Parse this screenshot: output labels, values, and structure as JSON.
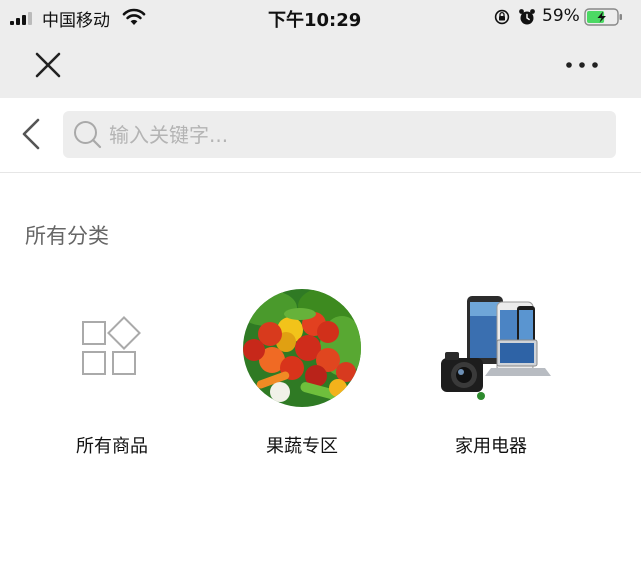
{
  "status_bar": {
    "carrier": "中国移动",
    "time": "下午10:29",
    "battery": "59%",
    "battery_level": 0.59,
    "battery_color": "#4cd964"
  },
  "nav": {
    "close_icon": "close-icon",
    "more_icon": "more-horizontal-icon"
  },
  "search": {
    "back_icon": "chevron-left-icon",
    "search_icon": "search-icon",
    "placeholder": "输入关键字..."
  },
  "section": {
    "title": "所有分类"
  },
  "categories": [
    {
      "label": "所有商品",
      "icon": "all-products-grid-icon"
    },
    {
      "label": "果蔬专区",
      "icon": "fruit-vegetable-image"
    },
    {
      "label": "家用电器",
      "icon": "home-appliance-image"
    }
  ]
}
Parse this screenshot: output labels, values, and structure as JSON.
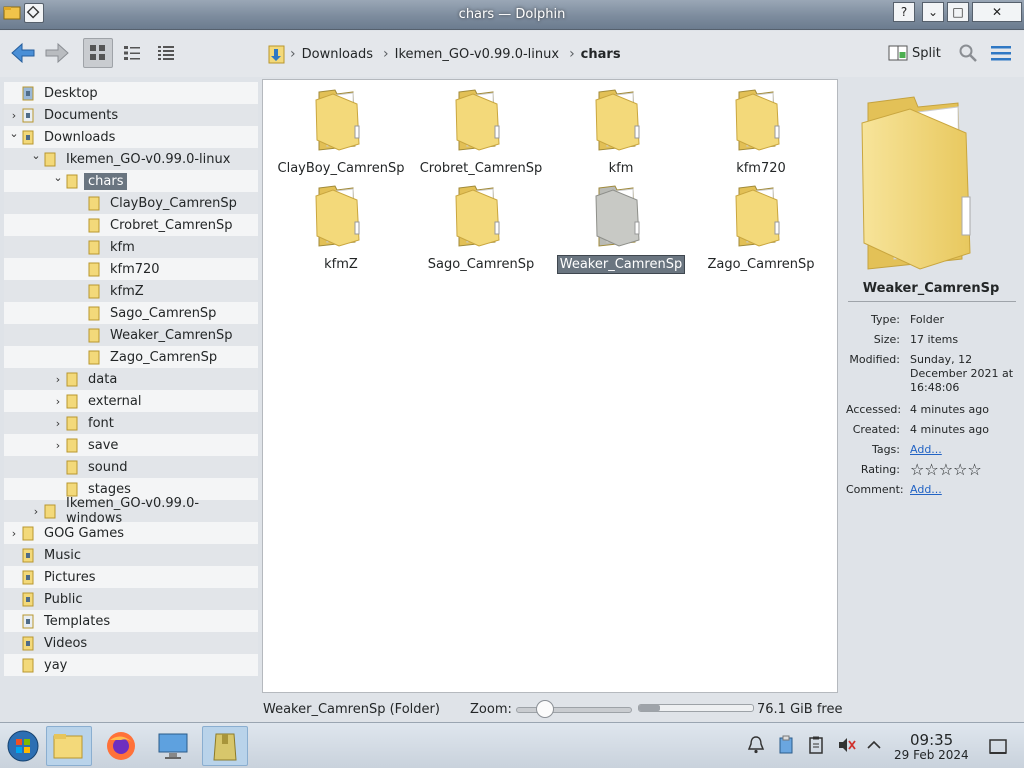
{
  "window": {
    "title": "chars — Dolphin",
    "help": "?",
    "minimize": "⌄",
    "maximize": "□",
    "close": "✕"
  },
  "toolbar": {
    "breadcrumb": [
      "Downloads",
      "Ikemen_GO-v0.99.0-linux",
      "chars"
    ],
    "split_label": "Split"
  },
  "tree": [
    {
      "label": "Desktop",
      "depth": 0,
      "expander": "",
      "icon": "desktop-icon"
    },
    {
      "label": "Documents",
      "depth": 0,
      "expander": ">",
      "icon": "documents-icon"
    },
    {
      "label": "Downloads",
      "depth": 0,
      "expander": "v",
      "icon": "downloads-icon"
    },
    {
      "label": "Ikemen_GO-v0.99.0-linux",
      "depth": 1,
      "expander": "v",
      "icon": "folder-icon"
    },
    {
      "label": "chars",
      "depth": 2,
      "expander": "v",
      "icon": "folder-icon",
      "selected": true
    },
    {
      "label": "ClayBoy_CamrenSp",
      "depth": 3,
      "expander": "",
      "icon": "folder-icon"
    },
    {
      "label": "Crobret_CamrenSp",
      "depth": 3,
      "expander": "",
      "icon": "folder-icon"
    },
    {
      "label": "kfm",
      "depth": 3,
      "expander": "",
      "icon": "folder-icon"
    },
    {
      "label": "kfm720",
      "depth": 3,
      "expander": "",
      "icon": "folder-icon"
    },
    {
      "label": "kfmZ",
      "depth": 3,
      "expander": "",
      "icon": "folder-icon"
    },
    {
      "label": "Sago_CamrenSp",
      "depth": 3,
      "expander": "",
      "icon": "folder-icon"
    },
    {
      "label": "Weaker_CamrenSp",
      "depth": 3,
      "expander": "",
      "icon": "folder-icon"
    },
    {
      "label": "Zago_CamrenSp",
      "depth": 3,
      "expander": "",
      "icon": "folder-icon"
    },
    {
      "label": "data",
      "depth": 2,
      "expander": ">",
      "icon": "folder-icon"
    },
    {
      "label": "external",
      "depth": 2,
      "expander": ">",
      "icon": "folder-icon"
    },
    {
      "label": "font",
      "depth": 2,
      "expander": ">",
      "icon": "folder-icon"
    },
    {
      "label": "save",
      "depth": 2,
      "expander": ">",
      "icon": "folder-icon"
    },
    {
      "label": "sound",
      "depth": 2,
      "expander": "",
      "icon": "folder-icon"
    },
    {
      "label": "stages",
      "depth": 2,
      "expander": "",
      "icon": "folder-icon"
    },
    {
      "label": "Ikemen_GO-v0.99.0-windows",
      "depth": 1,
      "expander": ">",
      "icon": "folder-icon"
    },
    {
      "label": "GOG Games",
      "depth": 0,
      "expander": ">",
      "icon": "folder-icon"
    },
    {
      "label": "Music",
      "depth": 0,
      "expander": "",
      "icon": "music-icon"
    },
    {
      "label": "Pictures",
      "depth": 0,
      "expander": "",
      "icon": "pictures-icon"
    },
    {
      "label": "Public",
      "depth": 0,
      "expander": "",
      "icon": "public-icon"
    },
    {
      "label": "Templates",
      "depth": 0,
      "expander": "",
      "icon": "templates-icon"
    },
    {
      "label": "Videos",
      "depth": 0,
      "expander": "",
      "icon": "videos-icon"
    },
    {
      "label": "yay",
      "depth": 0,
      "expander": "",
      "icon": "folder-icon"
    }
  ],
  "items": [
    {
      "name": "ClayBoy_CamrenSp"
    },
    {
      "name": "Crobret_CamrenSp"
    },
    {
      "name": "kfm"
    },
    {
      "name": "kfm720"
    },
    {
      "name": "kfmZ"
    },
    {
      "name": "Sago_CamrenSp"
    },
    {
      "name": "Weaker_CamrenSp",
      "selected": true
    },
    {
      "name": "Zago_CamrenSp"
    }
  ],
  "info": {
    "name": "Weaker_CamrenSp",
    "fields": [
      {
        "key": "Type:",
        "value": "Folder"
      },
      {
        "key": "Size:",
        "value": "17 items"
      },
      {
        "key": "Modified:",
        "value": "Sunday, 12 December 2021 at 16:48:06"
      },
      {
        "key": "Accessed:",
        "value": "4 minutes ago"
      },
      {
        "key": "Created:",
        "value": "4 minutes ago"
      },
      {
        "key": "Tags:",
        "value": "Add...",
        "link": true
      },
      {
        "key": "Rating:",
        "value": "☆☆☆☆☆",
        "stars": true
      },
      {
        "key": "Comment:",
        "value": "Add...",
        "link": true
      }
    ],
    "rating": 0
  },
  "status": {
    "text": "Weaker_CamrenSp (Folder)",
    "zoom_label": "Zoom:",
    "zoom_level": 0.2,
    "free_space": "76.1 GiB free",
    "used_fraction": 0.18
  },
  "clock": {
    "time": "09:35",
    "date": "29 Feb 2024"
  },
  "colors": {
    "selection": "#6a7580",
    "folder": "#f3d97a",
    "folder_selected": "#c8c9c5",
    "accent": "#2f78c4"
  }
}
* * *
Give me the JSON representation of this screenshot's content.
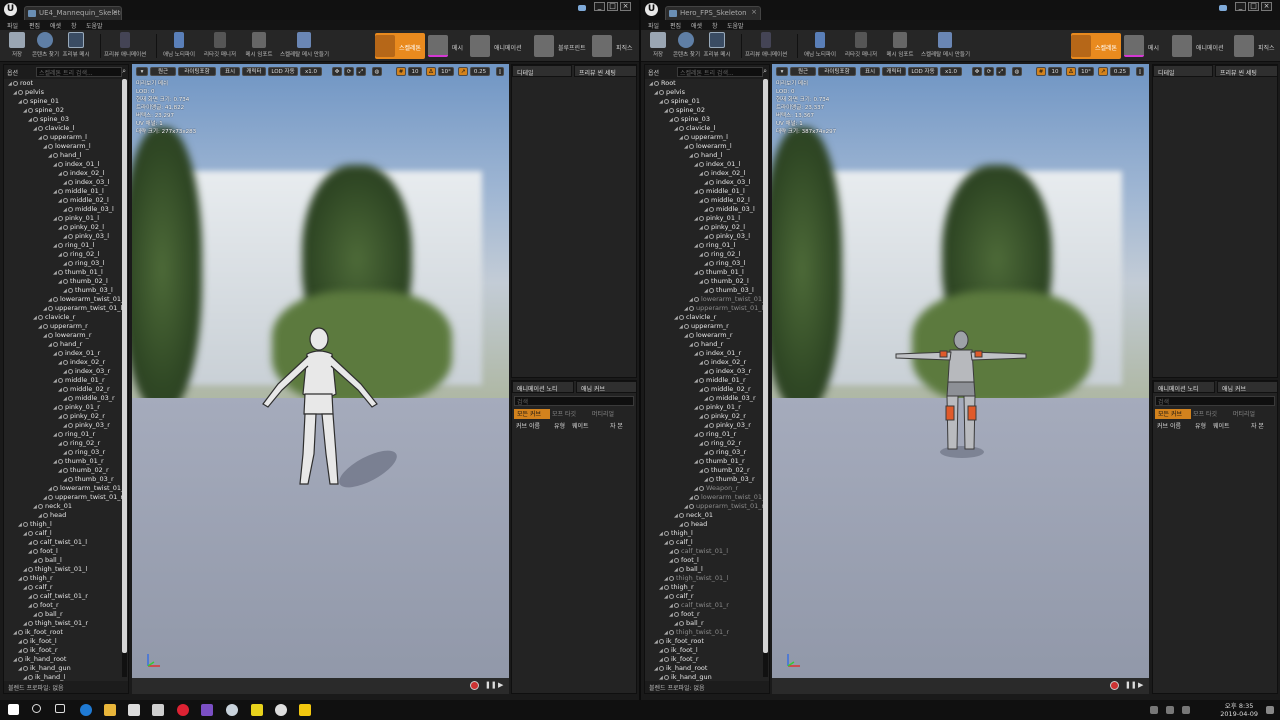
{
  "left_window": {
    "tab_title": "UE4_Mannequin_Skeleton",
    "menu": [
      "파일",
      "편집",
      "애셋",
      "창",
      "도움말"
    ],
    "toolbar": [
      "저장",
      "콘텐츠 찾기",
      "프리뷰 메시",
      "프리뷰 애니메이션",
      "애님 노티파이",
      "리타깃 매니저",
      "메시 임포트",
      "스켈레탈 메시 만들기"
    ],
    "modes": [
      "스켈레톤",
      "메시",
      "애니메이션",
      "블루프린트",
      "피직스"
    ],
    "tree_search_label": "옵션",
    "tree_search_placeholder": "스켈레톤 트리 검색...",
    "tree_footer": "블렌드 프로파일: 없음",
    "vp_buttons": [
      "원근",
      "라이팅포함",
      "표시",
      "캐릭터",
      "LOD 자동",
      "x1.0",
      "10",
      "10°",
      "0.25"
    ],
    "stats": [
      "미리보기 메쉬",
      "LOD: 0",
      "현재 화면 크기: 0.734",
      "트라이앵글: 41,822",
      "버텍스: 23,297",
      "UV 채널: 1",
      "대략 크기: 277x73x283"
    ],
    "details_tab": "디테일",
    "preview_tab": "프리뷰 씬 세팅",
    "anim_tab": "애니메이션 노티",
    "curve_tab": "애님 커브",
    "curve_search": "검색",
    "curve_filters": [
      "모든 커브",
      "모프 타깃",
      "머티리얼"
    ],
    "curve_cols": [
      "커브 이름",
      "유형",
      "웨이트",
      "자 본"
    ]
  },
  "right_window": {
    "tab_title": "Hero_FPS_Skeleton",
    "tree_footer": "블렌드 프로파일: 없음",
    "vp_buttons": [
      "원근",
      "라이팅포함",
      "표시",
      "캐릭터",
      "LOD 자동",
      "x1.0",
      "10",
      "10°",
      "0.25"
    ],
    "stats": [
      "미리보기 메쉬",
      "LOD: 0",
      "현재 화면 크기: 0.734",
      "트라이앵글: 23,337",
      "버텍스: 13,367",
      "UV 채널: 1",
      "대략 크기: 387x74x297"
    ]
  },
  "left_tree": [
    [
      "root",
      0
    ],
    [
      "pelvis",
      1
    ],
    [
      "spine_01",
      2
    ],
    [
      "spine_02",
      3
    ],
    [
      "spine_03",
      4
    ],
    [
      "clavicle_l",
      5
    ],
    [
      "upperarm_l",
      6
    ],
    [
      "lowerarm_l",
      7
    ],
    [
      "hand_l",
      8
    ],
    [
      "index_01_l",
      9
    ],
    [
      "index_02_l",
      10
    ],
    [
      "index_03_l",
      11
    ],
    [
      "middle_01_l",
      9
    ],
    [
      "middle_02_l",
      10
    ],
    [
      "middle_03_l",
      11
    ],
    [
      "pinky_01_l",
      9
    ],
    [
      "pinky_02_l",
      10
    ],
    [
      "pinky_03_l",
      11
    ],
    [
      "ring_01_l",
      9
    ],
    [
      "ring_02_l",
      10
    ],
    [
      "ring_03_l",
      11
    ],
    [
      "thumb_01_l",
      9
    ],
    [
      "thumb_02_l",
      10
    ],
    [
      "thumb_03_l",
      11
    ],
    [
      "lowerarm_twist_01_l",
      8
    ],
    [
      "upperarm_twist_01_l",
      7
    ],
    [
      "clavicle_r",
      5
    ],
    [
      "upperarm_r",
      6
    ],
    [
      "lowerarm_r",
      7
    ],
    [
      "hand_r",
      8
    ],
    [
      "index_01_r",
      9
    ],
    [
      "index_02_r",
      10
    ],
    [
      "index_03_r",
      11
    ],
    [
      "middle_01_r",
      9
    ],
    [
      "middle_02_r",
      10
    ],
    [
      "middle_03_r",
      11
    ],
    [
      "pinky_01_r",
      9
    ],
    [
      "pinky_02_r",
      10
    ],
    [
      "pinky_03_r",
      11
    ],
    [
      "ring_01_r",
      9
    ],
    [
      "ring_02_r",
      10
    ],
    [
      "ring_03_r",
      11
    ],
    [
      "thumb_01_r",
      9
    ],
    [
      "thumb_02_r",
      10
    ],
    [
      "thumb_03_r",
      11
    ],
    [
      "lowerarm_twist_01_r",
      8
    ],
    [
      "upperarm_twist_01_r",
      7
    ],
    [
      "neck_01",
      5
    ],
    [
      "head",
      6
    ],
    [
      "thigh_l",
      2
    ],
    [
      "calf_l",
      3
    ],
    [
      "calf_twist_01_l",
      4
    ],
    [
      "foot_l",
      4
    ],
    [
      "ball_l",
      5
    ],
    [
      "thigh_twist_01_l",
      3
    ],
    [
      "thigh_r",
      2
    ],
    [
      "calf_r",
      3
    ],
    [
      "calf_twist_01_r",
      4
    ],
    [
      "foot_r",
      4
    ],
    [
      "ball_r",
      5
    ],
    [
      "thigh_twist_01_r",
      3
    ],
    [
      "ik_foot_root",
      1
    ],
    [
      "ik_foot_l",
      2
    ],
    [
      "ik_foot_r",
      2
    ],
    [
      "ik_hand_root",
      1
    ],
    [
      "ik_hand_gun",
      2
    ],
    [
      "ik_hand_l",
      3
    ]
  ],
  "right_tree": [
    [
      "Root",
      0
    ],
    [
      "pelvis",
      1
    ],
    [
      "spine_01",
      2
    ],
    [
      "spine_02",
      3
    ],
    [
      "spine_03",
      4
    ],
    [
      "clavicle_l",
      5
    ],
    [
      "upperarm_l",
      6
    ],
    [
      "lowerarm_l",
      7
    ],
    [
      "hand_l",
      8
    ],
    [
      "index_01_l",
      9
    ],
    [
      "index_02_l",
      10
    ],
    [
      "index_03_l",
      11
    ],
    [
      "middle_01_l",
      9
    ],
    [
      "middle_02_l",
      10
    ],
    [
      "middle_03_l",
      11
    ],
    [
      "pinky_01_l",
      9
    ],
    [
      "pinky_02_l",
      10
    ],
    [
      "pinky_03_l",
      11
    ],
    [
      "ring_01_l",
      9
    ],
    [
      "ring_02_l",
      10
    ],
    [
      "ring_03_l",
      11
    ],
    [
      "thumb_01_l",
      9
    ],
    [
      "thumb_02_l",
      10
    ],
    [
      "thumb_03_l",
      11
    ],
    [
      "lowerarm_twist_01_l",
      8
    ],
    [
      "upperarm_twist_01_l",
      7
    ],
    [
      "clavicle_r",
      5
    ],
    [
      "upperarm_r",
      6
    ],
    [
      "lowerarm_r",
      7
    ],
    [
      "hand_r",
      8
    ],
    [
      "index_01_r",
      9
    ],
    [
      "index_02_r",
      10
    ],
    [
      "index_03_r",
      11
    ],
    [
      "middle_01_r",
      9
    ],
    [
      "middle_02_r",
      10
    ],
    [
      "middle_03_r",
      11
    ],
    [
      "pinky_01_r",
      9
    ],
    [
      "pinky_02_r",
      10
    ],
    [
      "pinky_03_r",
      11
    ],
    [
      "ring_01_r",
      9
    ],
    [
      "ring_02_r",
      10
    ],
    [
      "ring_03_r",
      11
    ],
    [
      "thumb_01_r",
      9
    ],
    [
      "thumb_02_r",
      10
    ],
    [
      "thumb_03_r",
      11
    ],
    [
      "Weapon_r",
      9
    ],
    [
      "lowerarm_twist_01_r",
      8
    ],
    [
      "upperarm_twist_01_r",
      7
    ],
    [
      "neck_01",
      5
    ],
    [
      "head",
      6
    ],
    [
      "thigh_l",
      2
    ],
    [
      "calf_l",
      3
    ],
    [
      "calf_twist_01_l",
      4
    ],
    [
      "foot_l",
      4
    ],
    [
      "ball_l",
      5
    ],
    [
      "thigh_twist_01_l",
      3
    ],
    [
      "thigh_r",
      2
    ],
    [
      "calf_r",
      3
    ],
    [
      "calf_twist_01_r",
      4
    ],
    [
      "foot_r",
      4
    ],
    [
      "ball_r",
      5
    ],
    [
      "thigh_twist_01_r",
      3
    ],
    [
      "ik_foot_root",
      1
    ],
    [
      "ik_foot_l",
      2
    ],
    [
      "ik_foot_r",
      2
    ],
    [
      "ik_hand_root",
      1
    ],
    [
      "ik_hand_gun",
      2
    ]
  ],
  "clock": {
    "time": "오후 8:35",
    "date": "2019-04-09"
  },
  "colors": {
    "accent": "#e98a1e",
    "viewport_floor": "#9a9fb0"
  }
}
---
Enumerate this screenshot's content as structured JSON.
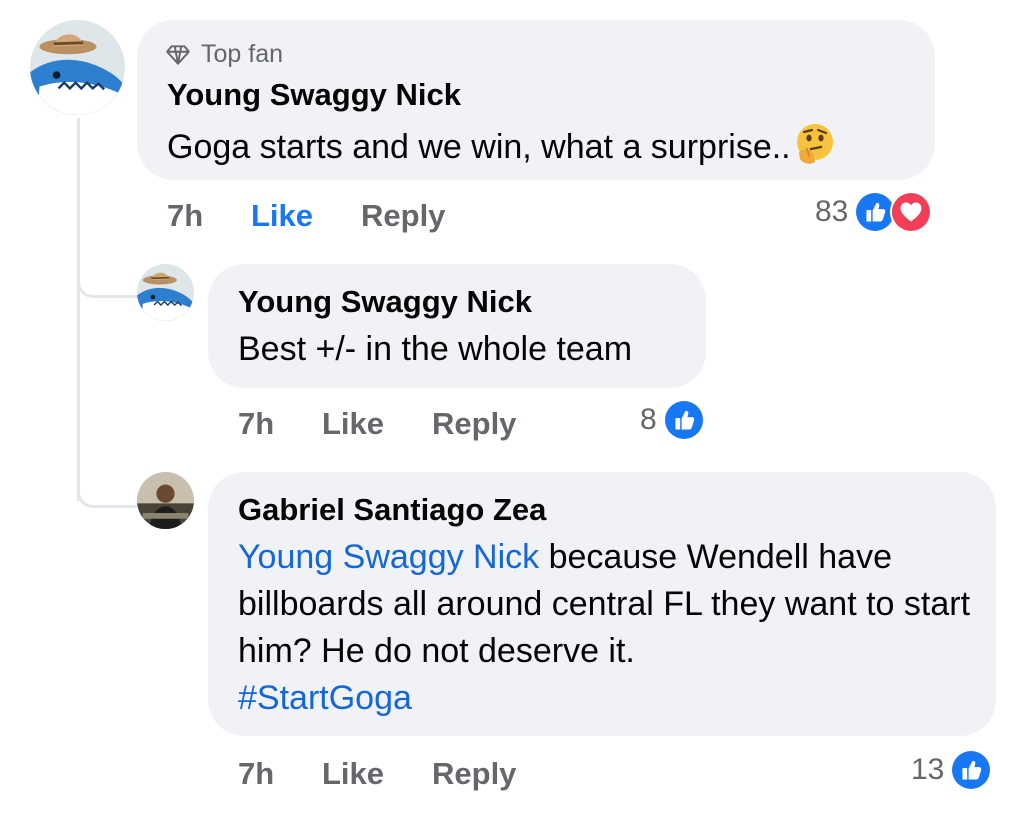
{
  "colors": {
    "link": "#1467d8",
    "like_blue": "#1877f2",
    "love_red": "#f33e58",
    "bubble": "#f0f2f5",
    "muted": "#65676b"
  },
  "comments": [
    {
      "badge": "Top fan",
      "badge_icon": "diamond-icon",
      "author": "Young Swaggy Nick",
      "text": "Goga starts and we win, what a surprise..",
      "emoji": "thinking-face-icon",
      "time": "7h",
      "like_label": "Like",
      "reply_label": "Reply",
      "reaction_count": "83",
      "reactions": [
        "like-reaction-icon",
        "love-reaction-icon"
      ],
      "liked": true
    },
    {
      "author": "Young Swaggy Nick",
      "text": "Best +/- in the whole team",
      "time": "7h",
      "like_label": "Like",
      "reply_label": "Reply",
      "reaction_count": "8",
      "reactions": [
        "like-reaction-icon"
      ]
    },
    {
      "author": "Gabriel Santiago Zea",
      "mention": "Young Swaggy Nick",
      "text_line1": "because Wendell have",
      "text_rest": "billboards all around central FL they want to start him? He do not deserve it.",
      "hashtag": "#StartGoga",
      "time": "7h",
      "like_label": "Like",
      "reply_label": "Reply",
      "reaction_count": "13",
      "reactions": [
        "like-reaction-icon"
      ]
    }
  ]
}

* [To do]:
How many lines of the listing above include the word "스켈레톤"? Reply with the number alone.

* [Full response]:
2